Problem to solve: Take the line with "Give me a plain-text" and every line after it, through the end of the listing, and give them again exactly, pictures excluded.

Data shown:
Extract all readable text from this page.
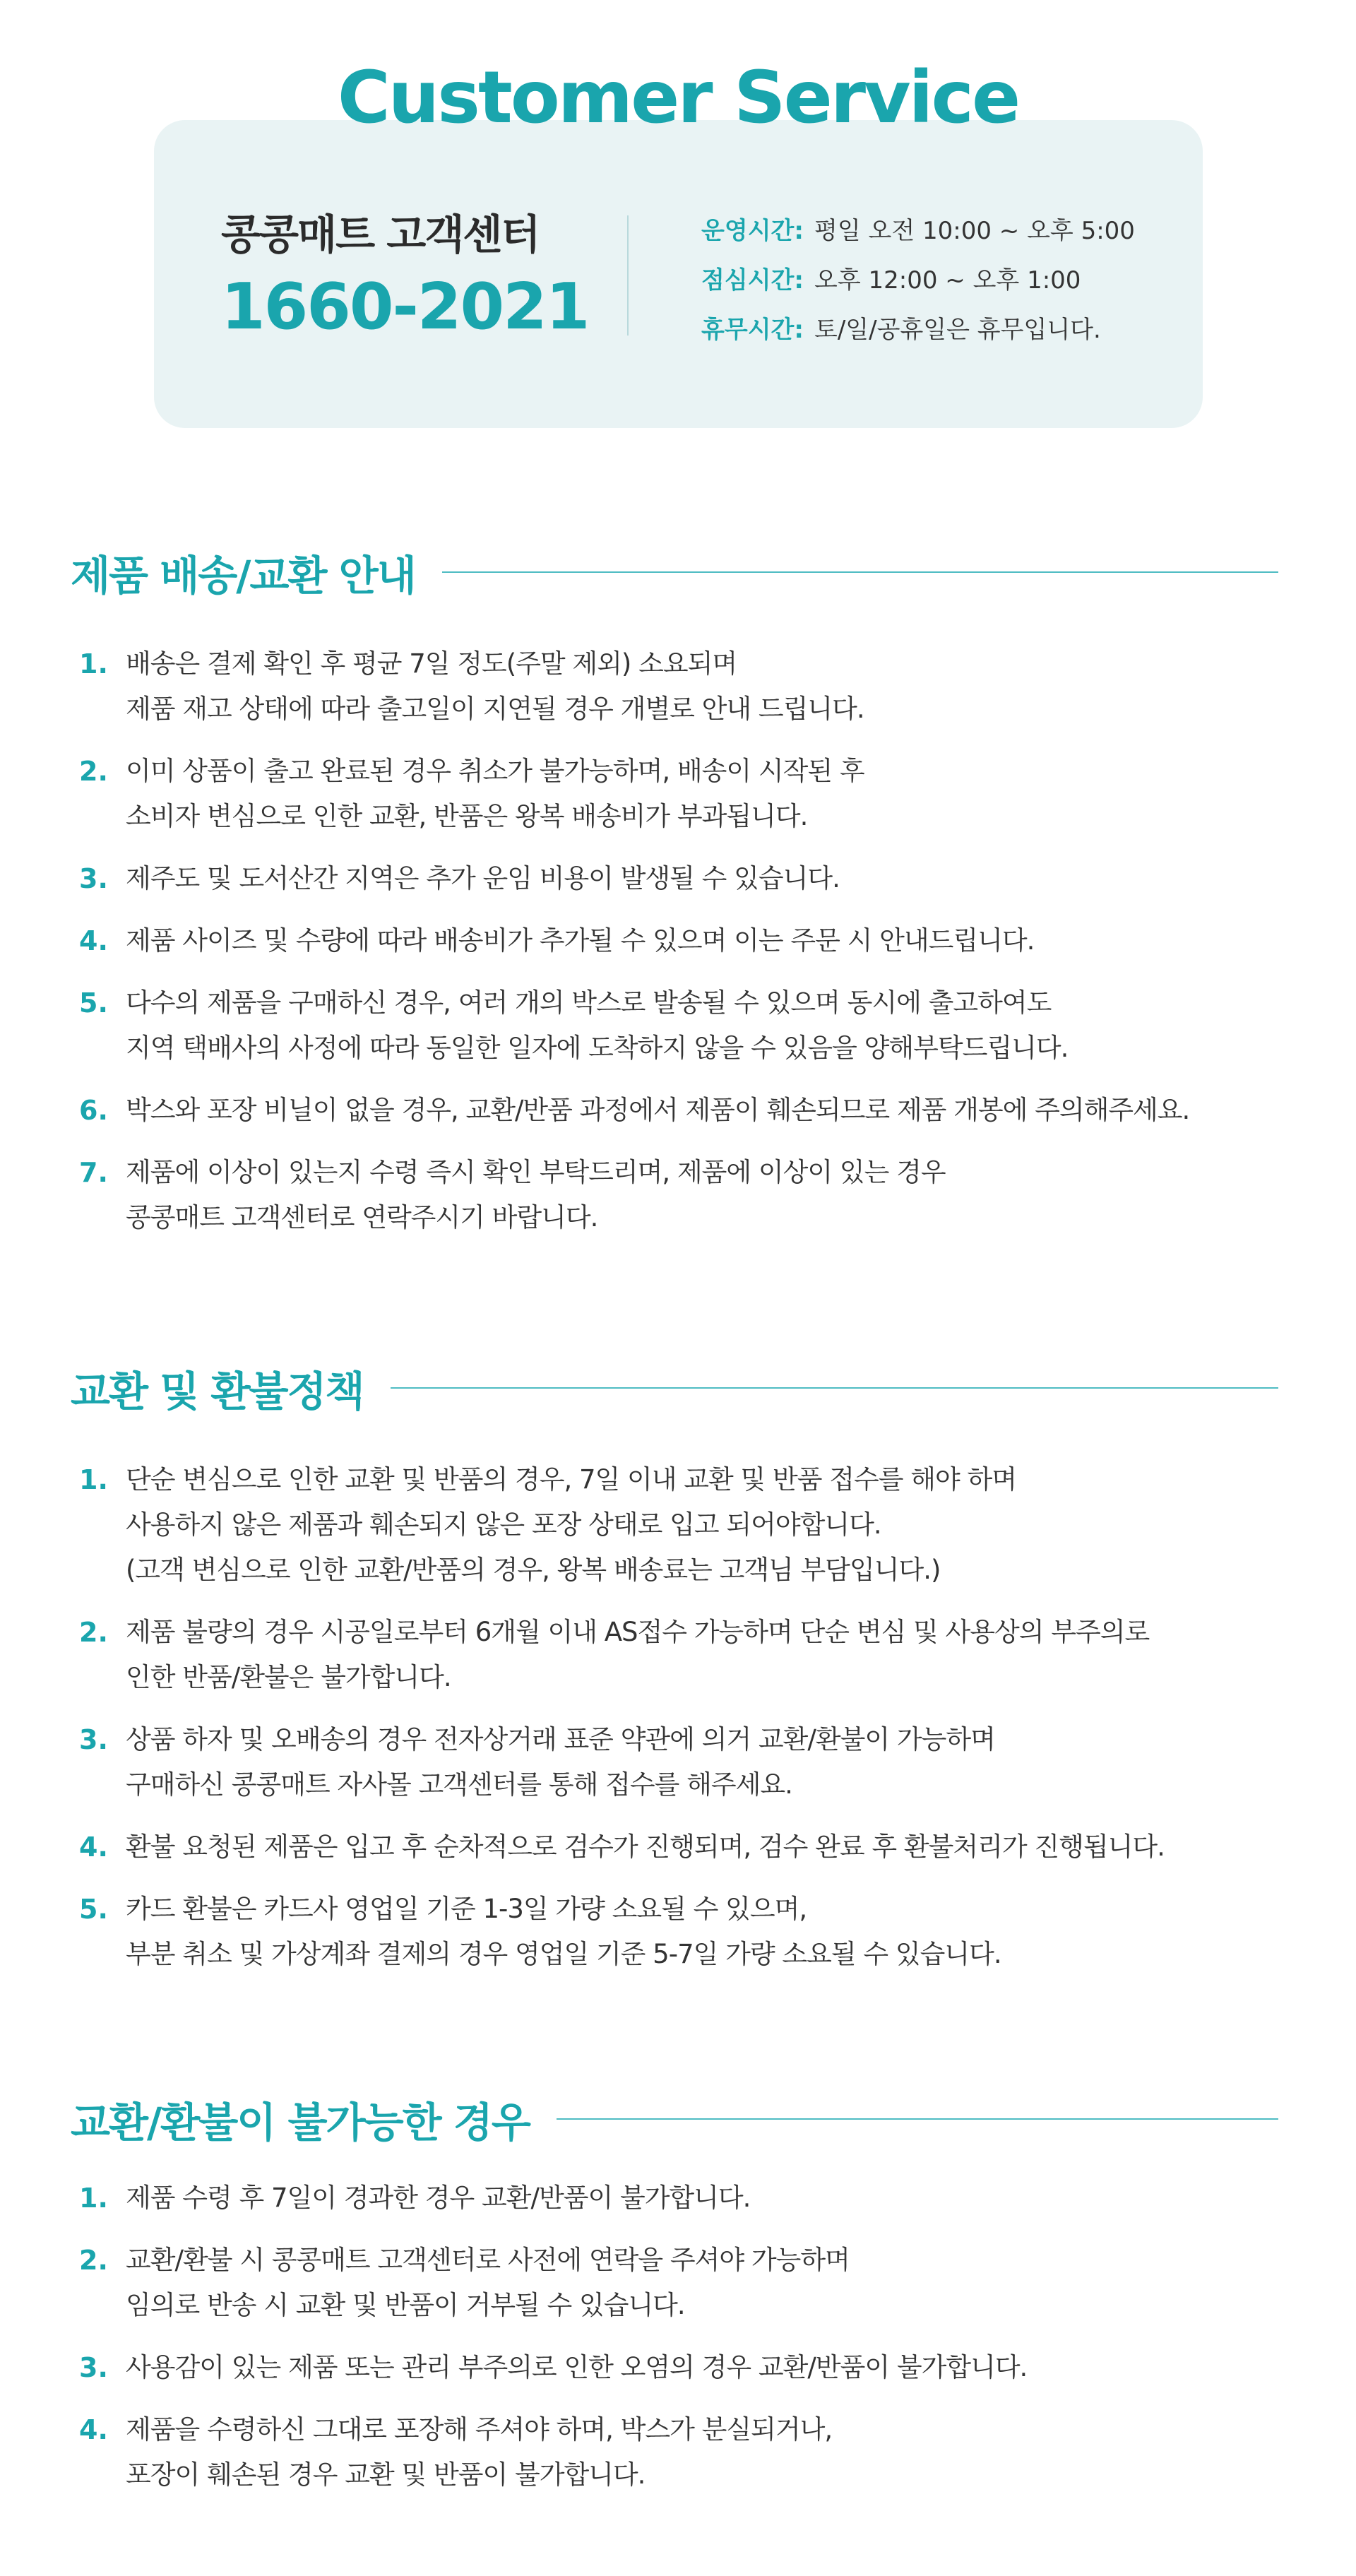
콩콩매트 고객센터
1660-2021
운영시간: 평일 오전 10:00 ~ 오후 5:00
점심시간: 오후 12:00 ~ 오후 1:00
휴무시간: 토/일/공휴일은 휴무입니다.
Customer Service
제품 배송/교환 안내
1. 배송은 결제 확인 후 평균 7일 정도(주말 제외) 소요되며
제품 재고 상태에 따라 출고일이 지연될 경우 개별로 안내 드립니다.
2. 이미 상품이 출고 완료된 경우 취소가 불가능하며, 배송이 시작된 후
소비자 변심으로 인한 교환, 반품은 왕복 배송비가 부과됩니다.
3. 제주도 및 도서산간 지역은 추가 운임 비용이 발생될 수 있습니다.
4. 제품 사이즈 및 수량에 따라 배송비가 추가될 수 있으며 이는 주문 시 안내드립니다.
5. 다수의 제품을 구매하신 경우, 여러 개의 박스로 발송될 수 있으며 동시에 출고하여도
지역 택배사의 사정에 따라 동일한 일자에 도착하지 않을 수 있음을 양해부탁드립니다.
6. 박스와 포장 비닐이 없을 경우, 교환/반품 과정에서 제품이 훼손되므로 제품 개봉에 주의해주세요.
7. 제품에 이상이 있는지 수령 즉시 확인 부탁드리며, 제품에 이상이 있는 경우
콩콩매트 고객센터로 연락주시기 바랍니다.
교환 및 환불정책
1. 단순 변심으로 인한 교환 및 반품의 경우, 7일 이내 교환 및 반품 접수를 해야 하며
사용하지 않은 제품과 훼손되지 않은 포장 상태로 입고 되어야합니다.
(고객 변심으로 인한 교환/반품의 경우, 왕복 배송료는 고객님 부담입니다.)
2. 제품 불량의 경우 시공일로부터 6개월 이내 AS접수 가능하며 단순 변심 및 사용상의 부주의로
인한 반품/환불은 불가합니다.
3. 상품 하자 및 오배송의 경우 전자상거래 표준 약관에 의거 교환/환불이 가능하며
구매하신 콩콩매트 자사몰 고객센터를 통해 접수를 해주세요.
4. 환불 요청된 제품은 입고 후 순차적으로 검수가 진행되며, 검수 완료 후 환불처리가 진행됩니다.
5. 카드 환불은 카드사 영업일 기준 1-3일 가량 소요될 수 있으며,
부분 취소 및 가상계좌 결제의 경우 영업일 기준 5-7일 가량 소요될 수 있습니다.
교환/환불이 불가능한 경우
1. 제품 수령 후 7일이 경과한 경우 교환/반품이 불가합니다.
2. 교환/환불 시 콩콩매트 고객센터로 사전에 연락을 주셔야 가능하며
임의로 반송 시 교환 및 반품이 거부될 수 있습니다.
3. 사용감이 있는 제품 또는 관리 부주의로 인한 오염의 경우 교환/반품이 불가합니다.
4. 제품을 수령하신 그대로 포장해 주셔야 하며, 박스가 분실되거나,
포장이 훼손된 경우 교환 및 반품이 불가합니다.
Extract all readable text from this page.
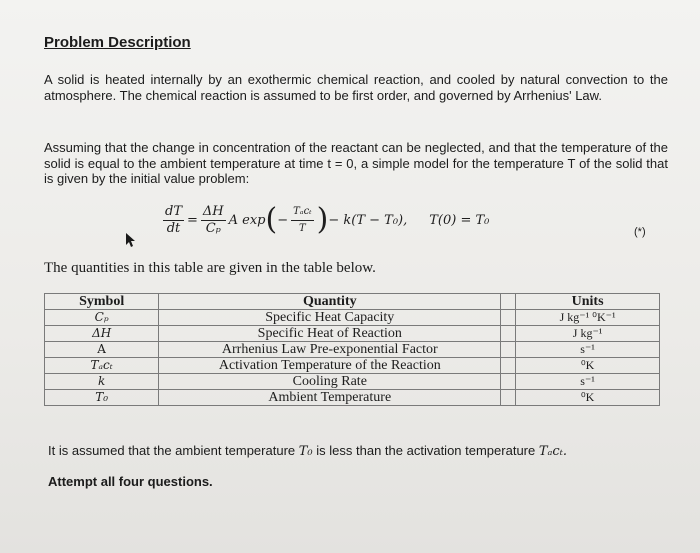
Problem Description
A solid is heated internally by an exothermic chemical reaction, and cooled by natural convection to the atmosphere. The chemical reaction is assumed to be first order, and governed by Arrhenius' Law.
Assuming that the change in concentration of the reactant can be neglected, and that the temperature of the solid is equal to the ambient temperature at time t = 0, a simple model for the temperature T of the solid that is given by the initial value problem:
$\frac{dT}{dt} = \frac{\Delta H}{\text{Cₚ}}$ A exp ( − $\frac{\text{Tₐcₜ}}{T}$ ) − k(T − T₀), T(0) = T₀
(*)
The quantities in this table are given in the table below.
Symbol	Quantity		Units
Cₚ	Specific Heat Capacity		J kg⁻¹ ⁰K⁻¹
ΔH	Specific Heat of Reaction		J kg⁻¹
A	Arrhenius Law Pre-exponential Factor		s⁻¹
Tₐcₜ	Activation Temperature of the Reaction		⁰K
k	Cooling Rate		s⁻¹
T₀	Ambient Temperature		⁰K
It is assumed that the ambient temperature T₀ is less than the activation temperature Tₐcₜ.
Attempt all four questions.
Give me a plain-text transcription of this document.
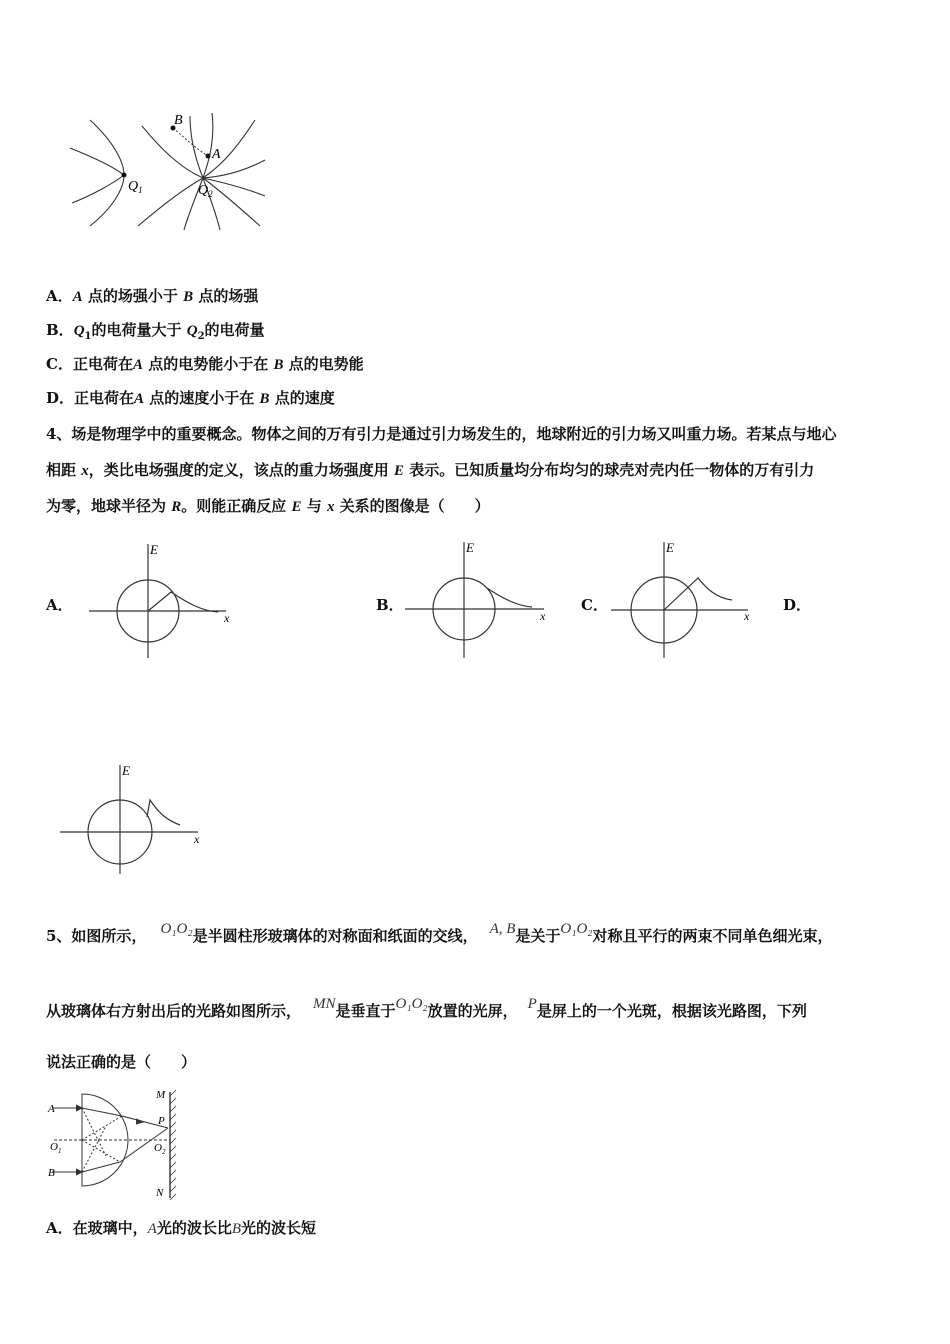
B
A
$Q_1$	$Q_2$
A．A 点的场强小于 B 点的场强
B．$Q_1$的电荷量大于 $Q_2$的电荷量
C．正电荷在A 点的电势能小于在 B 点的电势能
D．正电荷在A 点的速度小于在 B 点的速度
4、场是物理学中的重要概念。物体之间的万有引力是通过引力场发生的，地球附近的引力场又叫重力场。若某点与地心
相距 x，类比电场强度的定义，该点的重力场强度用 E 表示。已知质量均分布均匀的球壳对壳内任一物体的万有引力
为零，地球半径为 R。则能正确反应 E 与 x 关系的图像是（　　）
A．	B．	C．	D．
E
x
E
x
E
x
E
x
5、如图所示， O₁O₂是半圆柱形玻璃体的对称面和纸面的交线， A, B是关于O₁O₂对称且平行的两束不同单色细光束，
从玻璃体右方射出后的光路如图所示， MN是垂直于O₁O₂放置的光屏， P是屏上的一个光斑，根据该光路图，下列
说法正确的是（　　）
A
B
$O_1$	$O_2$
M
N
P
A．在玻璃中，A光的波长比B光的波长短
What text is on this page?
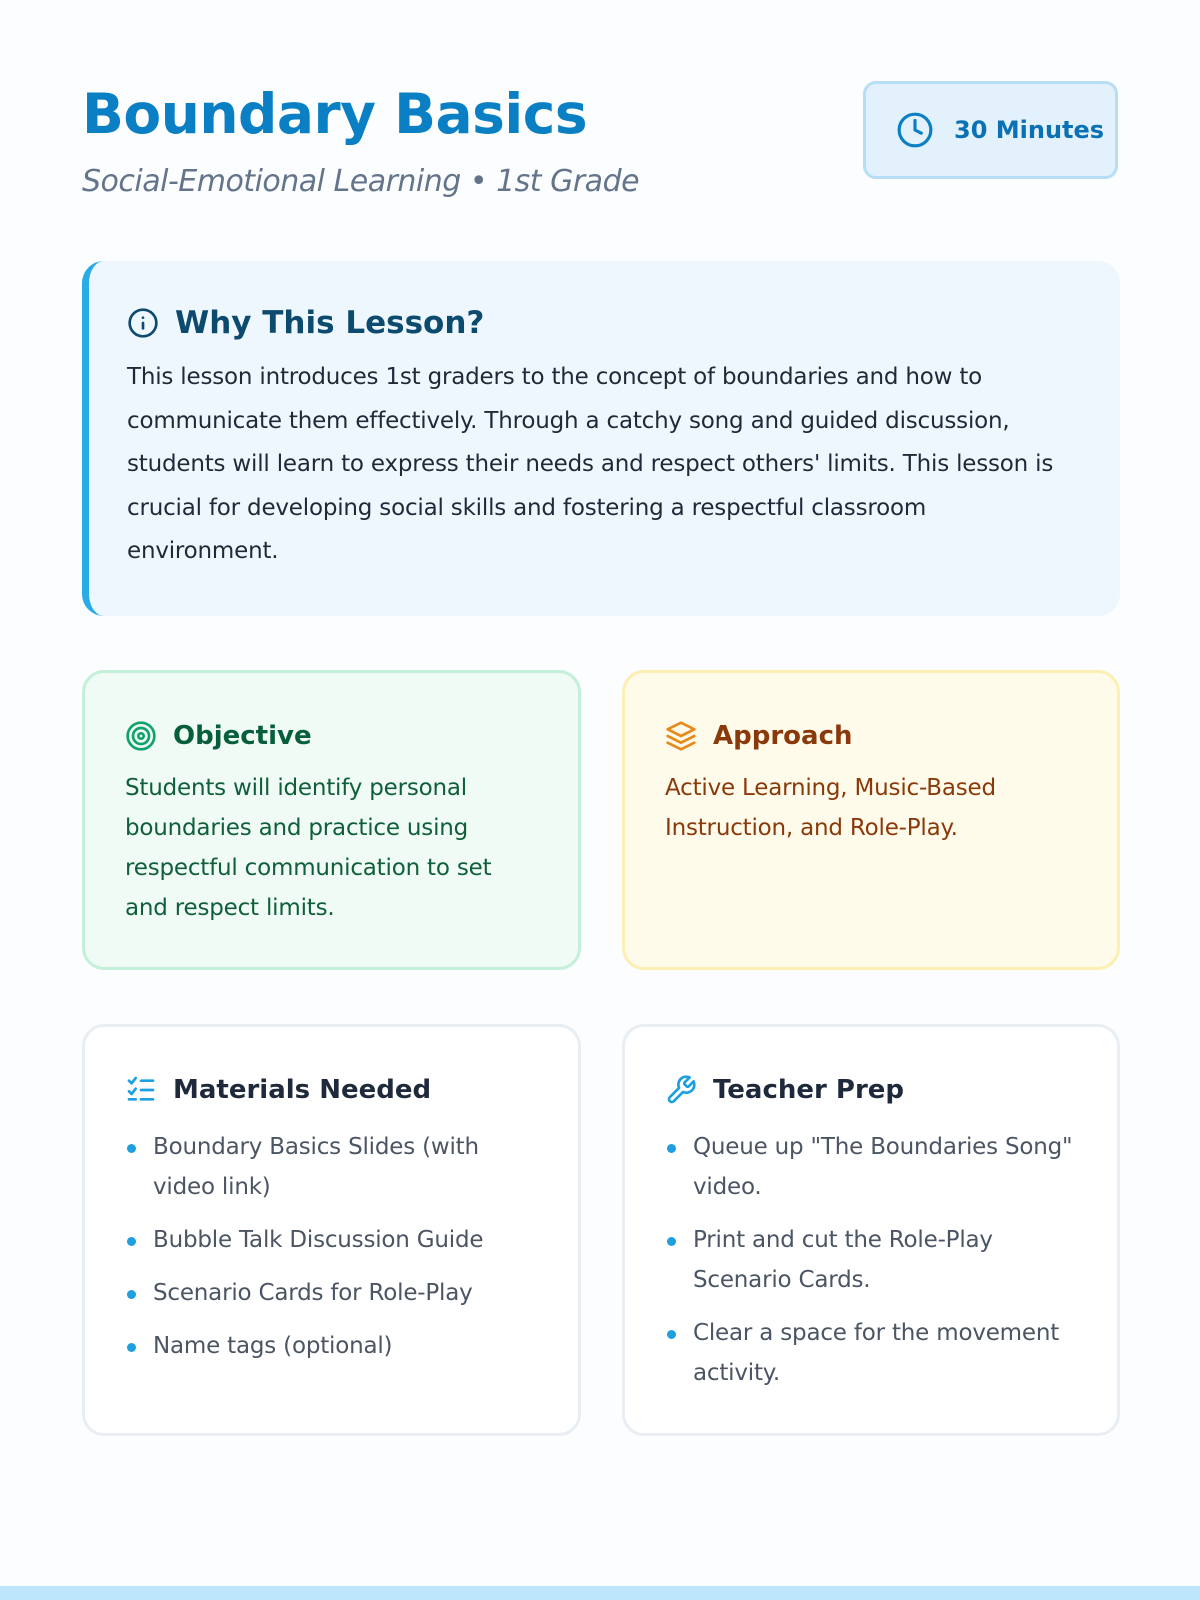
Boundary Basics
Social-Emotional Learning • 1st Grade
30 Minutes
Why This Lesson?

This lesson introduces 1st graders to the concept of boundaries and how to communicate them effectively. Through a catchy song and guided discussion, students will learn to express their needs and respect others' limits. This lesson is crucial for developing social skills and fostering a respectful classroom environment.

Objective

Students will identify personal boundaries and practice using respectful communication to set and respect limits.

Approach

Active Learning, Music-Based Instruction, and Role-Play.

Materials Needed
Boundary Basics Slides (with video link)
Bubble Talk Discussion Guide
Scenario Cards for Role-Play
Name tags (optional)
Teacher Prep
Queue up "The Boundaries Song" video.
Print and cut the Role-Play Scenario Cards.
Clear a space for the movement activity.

Output for this task:
Give me a plain-text transcription of this document.
B
A
$Q_1$	$Q_2$
A．A 点的场强小于 B 点的场强
B．$Q_1$的电荷量大于 $Q_2$的电荷量
C．正电荷在A 点的电势能小于在 B 点的电势能
D．正电荷在A 点的速度小于在 B 点的速度
4、场是物理学中的重要概念。物体之间的万有引力是通过引力场发生的，地球附近的引力场又叫重力场。若某点与地心
相距 x，类比电场强度的定义，该点的重力场强度用 E 表示。已知质量均分布均匀的球壳对壳内任一物体的万有引力
为零，地球半径为 R。则能正确反应 E 与 x 关系的图像是（　　）
A．	B．	C．	D．
E
x
E
x
E
x
E
x
5、如图所示， O₁O₂是半圆柱形玻璃体的对称面和纸面的交线， A, B是关于O₁O₂对称且平行的两束不同单色细光束，
从玻璃体右方射出后的光路如图所示， MN是垂直于O₁O₂放置的光屏， P是屏上的一个光斑，根据该光路图，下列
说法正确的是（　　）
A
B
$O_1$	$O_2$
M
N
P
A．在玻璃中，A光的波长比B光的波长短
What text is on this page?
Boundary Basics
Social-Emotional Learning • 1st Grade
30 Minutes
Why This Lesson?

This lesson introduces 1st graders to the concept of boundaries and how to communicate them effectively. Through a catchy song and guided discussion, students will learn to express their needs and respect others' limits. This lesson is crucial for developing social skills and fostering a respectful classroom environment.

Objective

Students will identify personal boundaries and practice using respectful communication to set and respect limits.

Approach

Active Learning, Music-Based Instruction, and Role-Play.

Materials Needed
Boundary Basics Slides (with video link)
Bubble Talk Discussion Guide
Scenario Cards for Role-Play
Name tags (optional)
Teacher Prep
Queue up "The Boundaries Song" video.
Print and cut the Role-Play Scenario Cards.
Clear a space for the movement activity.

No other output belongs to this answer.